Problem to work on: Rewrite the lines that begin at the line containing "point: [248, 230, 260, 243]" and stop after the line containing "point: [785, 376, 797, 388]". Replace "y-tick-label" with "y-axis-label" and leave everything else unchanged.

Annotated region listings
******************************

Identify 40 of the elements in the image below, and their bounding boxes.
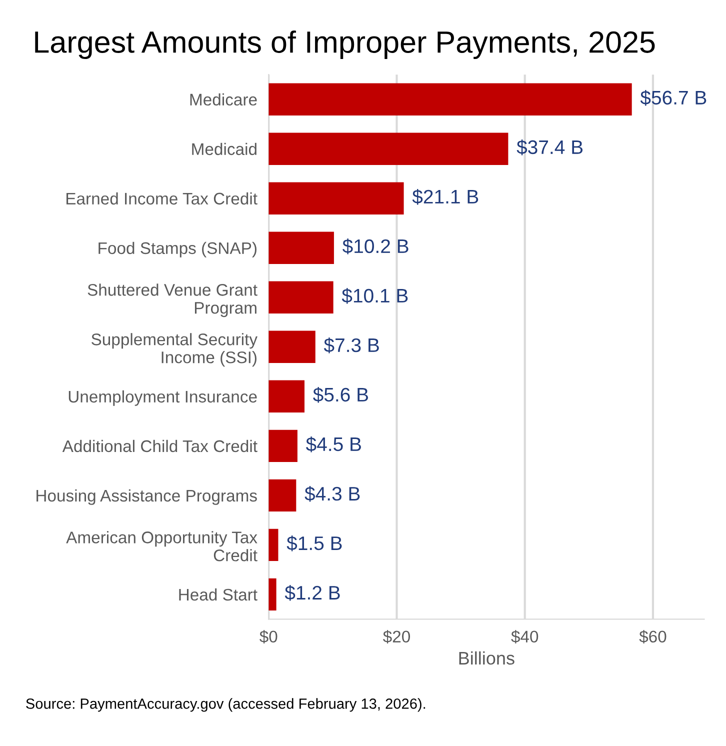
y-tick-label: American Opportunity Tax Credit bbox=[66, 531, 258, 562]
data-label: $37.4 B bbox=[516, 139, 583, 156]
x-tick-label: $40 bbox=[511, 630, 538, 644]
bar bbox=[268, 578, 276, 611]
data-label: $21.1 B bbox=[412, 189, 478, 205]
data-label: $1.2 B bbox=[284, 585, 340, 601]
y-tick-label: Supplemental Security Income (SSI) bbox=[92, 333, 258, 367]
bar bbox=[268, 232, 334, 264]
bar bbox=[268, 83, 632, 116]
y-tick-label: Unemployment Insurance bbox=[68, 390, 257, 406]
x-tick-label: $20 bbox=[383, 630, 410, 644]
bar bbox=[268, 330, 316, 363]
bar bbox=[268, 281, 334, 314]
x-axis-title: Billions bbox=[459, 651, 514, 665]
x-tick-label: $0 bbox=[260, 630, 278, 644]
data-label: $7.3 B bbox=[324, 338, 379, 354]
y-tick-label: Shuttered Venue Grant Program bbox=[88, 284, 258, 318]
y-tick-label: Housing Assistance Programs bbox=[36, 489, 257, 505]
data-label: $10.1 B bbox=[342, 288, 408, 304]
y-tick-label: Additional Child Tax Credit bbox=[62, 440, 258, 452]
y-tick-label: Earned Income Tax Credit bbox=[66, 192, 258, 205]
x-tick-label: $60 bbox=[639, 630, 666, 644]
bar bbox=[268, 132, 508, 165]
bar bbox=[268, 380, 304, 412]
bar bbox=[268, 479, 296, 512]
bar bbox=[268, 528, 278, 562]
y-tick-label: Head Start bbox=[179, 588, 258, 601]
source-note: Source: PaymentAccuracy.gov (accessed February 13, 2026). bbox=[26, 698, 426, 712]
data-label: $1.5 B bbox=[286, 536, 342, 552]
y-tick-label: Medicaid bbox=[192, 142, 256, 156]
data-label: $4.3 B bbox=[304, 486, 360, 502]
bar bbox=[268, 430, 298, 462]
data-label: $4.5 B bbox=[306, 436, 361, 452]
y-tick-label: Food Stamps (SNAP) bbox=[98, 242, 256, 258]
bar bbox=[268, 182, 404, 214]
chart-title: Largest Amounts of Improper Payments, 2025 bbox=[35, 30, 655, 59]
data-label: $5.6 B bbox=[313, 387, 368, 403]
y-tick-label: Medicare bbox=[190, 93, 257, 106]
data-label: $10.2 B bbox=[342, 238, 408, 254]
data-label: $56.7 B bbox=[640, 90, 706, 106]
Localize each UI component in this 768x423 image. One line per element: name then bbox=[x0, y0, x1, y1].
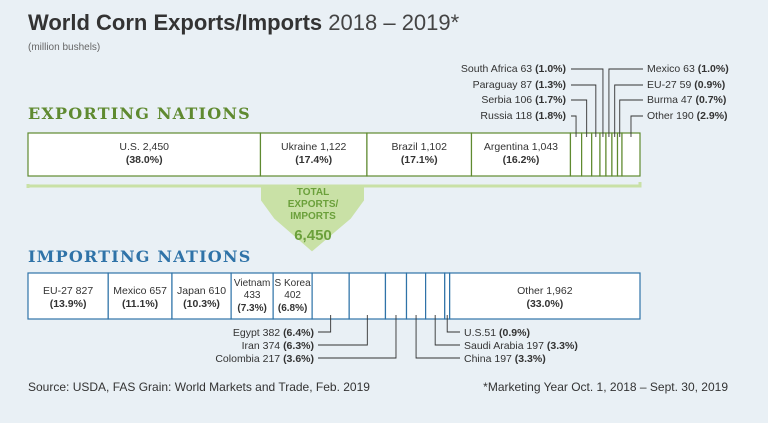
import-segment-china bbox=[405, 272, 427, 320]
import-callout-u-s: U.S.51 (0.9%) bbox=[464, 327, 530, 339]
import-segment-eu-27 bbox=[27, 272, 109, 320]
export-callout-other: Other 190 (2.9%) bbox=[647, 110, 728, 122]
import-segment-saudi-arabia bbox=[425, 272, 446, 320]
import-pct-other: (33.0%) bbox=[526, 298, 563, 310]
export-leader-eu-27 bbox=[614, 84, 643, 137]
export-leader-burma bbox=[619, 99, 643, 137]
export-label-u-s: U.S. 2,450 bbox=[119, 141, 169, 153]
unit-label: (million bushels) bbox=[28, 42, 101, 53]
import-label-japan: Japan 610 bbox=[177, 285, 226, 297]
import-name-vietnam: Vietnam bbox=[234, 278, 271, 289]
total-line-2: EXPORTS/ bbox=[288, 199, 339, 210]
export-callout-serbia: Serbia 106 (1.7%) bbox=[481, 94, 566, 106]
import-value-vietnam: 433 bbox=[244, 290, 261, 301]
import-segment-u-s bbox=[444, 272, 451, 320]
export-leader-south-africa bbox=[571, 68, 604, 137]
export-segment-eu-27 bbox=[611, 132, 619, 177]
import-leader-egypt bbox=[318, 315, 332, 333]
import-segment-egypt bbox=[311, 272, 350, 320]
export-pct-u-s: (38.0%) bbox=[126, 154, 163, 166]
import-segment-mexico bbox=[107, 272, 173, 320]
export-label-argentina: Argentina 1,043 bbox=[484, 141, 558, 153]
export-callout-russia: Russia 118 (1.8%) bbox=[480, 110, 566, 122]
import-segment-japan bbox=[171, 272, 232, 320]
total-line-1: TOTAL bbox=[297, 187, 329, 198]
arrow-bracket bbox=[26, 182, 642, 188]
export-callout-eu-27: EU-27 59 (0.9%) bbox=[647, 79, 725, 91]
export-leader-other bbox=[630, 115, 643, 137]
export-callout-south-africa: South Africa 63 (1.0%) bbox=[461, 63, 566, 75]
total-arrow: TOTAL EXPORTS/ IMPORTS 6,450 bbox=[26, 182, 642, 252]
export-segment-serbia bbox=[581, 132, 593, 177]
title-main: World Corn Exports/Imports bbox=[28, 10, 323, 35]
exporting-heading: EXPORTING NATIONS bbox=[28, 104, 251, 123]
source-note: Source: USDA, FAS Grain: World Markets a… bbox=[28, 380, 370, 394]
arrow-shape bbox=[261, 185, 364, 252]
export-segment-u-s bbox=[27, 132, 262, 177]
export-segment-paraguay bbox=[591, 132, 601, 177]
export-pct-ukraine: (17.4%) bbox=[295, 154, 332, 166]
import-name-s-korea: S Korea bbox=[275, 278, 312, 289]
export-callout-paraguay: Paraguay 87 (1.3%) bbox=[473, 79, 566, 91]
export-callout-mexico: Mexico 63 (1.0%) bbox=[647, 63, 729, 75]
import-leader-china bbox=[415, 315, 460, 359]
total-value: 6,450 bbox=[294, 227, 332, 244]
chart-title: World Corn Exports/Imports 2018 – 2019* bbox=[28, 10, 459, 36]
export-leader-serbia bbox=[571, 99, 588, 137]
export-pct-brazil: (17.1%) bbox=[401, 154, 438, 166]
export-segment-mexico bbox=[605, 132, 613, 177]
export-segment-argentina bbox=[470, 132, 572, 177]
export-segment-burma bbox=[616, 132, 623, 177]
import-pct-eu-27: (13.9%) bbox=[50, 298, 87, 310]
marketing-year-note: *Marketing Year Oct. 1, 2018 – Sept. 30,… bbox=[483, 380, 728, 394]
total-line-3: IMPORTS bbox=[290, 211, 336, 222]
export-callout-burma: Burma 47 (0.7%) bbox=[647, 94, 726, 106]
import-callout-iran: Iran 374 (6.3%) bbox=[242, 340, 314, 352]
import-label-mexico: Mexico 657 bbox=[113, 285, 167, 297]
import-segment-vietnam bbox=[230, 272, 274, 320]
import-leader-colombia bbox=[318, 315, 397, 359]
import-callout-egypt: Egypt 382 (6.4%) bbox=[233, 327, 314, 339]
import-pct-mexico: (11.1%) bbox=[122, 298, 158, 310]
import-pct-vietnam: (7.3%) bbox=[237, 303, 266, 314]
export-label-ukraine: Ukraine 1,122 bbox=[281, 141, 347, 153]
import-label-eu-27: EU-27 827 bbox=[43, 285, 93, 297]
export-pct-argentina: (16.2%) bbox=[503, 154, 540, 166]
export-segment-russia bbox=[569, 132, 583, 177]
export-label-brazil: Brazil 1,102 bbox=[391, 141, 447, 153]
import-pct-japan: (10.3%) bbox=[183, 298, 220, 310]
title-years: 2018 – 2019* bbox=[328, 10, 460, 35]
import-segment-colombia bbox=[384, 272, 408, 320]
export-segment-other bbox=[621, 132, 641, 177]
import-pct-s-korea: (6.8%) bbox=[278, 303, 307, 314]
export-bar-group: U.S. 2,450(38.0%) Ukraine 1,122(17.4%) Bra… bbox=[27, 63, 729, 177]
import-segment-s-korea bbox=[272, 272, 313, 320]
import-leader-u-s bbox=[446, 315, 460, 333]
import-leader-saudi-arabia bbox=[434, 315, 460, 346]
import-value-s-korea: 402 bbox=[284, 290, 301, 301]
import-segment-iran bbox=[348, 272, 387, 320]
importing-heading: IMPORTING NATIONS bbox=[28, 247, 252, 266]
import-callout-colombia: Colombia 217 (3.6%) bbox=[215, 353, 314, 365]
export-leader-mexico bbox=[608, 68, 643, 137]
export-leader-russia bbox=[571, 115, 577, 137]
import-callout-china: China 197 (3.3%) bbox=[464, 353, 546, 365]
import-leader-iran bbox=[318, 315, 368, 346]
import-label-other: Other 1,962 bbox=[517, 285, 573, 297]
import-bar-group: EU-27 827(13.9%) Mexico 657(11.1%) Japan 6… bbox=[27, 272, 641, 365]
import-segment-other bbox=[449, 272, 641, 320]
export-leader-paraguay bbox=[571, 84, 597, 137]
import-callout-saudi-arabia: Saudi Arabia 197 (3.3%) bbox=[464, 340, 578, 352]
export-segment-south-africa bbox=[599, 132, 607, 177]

******************************

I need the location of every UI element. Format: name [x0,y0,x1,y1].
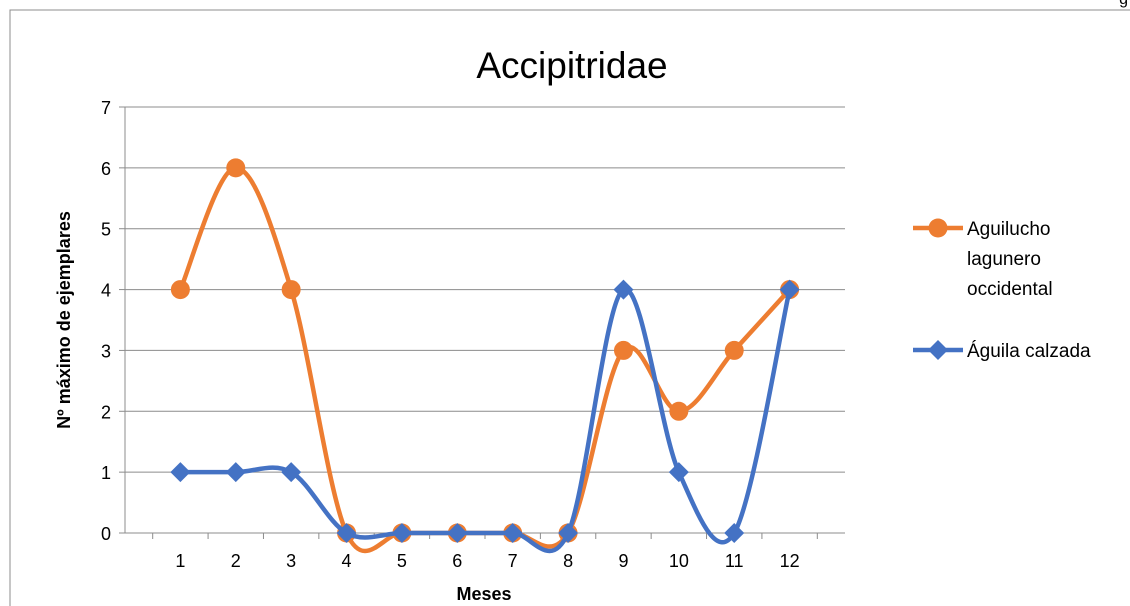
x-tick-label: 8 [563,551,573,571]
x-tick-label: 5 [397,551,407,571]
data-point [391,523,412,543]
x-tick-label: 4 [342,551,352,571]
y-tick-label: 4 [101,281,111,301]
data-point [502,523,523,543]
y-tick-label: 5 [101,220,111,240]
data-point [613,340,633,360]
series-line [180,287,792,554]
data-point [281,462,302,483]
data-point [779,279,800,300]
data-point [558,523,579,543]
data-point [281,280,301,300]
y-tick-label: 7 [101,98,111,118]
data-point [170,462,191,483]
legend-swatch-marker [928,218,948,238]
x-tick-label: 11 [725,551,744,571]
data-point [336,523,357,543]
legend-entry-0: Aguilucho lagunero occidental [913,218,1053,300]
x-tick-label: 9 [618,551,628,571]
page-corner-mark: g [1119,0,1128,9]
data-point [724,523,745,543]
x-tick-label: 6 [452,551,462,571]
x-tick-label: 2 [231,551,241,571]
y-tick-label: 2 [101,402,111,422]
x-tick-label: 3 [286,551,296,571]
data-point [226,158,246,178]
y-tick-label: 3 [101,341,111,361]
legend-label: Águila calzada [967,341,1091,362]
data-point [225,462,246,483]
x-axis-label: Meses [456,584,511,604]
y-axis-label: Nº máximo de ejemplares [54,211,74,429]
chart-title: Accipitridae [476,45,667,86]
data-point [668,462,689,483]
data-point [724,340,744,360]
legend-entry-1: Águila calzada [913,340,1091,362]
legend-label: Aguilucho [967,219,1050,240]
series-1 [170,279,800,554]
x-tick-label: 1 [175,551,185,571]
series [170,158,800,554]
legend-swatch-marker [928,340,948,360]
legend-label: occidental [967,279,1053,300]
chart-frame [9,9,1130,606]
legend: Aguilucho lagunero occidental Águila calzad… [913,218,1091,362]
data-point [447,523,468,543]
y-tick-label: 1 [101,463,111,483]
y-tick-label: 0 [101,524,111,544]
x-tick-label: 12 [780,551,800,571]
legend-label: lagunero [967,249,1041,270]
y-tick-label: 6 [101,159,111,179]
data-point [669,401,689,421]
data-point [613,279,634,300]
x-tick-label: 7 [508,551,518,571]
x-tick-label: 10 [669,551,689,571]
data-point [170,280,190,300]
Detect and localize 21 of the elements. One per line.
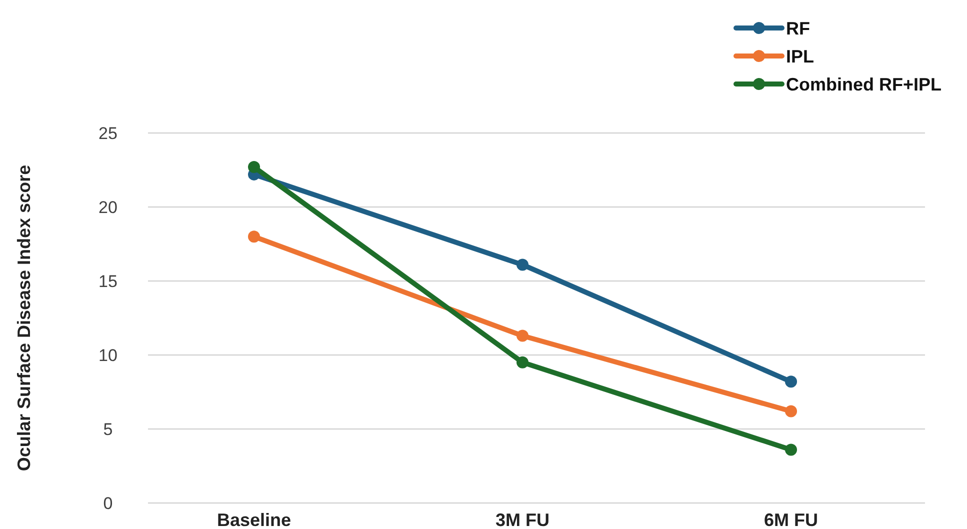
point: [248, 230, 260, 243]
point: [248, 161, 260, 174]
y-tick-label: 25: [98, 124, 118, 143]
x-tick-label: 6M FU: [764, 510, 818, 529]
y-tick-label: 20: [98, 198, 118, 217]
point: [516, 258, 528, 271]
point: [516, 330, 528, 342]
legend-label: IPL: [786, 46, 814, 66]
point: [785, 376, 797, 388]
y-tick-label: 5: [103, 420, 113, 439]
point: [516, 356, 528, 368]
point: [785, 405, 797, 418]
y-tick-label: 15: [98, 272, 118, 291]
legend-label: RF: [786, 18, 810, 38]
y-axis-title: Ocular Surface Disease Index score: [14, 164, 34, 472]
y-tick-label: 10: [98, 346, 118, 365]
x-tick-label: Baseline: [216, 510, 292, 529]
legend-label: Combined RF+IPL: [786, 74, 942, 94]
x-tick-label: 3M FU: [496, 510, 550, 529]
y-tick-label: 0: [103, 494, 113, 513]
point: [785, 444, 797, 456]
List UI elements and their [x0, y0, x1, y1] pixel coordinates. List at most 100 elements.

******************************

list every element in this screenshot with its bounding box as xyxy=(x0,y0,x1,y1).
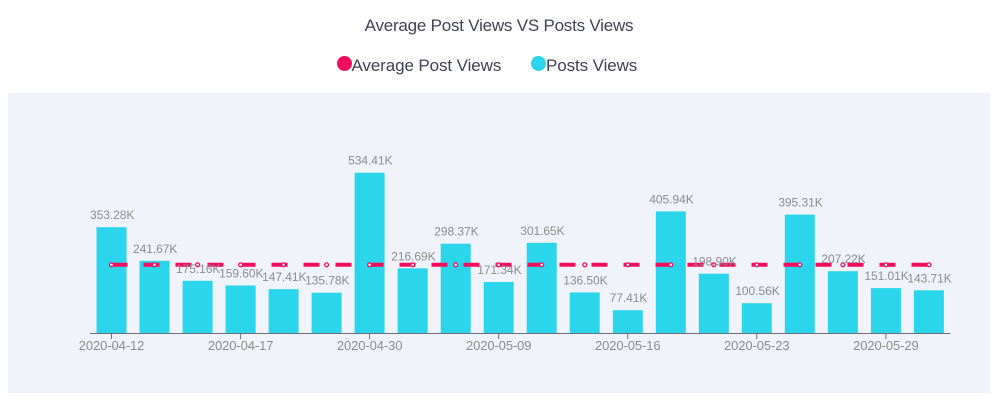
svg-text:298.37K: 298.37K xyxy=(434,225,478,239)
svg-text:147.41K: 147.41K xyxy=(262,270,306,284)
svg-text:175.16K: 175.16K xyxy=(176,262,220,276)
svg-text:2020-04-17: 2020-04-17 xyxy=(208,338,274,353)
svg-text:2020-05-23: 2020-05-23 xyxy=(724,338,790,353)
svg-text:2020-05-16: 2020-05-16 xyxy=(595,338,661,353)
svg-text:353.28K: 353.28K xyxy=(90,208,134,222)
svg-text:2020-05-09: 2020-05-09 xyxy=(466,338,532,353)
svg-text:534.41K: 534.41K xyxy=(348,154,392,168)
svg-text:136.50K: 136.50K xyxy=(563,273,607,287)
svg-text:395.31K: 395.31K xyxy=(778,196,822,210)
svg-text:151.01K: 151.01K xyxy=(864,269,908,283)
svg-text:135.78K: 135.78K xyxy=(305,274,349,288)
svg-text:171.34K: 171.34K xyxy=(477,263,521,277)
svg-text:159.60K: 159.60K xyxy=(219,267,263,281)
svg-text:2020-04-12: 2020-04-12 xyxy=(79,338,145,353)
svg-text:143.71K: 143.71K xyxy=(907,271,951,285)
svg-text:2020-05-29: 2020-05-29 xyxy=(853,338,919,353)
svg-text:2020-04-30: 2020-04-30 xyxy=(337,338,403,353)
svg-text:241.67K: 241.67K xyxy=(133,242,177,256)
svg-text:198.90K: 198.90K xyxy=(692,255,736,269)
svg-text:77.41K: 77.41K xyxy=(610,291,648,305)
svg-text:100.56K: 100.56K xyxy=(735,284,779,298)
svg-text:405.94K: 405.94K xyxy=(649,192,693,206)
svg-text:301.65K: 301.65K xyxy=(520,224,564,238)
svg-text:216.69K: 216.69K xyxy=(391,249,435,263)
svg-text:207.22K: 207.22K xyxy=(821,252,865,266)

******************************

Solved problem:
point: [248, 230, 260, 243]
point: [248, 161, 260, 174]
y-axis-label: 25: [98, 124, 118, 143]
x-tick-label: 6M FU: [764, 510, 818, 529]
y-axis-label: 20: [98, 198, 118, 217]
point: [516, 258, 528, 271]
point: [516, 330, 528, 342]
legend-label: IPL: [786, 46, 814, 66]
point: [785, 376, 797, 388]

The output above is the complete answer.